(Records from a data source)
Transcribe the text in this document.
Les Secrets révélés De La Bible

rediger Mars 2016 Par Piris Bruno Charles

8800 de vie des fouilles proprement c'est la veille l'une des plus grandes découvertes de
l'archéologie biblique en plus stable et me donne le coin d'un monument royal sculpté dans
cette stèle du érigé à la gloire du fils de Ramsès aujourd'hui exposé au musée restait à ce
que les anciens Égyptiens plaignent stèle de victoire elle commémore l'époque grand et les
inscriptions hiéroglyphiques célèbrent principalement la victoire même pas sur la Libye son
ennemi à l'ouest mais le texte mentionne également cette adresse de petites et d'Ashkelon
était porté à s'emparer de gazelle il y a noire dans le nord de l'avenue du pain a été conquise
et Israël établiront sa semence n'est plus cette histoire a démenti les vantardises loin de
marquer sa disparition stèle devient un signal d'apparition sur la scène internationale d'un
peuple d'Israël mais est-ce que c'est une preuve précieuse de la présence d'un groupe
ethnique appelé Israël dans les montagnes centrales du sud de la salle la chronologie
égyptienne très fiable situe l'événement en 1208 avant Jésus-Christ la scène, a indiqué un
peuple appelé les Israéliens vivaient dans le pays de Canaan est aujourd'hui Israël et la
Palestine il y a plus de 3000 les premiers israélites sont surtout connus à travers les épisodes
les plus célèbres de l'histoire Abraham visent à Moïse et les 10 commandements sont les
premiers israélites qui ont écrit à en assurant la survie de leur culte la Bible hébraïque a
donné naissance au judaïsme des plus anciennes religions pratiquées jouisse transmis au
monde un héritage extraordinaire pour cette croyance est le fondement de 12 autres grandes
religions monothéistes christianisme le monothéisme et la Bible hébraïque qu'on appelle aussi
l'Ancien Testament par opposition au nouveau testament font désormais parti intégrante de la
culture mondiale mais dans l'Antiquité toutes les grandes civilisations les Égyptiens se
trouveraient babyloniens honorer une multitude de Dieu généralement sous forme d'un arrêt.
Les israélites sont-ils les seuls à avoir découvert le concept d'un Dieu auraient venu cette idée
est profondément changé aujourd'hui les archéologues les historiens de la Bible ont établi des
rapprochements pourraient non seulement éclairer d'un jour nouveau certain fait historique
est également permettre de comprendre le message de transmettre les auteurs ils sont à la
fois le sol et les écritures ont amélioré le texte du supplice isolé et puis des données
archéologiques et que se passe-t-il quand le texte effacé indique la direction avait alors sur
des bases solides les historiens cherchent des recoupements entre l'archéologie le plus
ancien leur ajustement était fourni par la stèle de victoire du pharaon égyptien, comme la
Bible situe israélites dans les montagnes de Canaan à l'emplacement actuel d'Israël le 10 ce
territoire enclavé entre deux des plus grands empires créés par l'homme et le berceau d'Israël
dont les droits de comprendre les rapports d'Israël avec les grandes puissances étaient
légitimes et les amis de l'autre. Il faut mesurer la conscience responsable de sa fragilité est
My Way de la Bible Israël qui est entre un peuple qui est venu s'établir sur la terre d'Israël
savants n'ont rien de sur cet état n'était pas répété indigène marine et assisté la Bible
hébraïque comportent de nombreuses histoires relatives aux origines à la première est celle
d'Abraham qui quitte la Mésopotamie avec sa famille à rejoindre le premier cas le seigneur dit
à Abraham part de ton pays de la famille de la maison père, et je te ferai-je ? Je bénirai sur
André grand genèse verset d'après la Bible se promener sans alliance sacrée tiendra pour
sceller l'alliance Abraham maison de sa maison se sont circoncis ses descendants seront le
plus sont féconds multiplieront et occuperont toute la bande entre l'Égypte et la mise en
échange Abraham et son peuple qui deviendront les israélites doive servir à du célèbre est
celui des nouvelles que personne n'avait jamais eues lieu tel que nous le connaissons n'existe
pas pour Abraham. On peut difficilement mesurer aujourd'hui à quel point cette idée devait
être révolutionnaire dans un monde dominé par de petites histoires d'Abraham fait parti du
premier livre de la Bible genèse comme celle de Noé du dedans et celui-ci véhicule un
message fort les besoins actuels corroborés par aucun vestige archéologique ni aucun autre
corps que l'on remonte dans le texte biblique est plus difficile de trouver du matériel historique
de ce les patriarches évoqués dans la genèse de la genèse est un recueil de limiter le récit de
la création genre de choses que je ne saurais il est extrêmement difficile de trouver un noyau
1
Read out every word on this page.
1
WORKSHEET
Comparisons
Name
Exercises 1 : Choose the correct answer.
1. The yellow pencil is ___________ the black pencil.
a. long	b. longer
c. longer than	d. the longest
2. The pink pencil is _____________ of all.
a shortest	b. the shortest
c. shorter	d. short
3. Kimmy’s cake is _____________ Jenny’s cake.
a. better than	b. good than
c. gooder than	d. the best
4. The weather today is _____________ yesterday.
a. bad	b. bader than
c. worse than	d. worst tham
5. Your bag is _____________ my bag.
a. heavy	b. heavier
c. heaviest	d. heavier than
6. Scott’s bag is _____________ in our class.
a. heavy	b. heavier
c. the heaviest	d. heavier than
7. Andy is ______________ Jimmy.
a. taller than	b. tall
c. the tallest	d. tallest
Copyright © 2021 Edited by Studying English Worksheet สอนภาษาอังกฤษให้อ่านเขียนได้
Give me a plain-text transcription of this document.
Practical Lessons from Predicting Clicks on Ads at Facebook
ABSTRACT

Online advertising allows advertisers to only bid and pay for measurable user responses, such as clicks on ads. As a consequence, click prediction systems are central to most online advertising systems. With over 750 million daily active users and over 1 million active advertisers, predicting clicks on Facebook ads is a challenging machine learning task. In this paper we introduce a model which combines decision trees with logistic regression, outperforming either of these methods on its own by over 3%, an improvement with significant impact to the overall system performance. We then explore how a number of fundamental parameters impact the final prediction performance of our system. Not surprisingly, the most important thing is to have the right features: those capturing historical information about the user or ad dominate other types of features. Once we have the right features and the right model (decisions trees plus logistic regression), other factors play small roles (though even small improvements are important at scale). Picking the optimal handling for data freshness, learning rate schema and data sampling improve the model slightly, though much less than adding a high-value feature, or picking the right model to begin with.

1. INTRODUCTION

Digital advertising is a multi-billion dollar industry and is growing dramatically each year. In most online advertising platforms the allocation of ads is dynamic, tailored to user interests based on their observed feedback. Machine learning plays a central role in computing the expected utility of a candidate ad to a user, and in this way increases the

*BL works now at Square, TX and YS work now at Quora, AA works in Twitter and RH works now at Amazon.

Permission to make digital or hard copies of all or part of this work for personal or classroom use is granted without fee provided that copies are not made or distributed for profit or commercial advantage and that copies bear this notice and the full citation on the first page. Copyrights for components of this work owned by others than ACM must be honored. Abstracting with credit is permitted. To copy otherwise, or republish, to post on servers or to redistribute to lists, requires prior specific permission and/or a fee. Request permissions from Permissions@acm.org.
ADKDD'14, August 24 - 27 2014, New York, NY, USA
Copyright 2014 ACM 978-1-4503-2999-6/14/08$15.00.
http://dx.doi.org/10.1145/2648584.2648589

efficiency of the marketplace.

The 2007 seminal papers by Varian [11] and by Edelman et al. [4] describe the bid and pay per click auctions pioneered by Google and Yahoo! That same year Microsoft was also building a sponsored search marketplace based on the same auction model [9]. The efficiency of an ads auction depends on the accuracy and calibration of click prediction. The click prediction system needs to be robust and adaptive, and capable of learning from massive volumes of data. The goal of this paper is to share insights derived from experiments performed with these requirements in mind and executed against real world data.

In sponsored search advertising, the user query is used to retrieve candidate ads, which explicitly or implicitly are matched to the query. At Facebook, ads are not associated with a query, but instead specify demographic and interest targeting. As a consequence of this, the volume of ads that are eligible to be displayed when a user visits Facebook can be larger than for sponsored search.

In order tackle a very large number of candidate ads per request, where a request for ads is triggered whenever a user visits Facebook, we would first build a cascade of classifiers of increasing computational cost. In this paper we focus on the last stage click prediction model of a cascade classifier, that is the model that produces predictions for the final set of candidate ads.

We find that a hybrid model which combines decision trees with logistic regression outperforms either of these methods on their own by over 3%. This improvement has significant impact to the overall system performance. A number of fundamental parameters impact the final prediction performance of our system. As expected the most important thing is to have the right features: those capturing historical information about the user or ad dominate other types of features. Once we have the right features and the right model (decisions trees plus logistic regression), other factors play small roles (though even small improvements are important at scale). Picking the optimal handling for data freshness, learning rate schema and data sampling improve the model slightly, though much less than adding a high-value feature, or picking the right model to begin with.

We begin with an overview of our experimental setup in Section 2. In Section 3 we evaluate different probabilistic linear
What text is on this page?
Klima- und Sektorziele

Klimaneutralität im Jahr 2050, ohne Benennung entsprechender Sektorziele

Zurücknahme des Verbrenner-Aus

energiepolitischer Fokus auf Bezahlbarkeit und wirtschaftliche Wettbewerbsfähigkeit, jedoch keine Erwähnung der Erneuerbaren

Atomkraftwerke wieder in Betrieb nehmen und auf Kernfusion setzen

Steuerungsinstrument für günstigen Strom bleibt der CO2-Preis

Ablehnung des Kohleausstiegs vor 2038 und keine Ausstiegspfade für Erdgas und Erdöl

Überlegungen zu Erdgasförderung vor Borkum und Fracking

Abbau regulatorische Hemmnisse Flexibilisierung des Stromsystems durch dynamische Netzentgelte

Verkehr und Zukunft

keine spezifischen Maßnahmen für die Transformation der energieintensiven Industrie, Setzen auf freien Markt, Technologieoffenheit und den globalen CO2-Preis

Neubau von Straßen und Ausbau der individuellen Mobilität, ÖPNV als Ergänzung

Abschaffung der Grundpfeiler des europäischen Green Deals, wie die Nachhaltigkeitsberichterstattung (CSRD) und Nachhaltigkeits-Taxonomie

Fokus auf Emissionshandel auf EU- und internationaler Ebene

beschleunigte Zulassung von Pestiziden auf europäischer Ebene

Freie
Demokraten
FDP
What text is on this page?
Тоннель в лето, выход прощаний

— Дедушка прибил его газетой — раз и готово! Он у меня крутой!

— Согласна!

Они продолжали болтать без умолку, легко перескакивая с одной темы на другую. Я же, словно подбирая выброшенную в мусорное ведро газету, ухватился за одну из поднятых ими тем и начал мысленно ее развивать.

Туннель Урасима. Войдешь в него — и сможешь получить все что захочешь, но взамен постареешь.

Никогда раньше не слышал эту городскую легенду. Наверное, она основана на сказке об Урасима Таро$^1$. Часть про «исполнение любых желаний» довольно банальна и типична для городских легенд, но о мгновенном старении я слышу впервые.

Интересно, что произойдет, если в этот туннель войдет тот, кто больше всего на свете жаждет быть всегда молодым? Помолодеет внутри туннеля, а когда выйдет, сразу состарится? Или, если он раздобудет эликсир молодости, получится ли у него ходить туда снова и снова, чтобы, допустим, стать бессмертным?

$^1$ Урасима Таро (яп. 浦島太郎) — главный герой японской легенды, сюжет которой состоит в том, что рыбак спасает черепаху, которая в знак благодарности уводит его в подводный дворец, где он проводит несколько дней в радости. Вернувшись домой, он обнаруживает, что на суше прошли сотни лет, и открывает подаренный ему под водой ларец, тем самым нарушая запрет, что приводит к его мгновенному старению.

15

→ Written problem: Copy each line from the records above that includes the string "petites".

→ Exercise result:
ennemi à l'ouest mais le texte mentionne également cette adresse de petites et d'Ashkelon
être révolutionnaire dans un monde dominé par de petites histoires d'Abraham fait parti du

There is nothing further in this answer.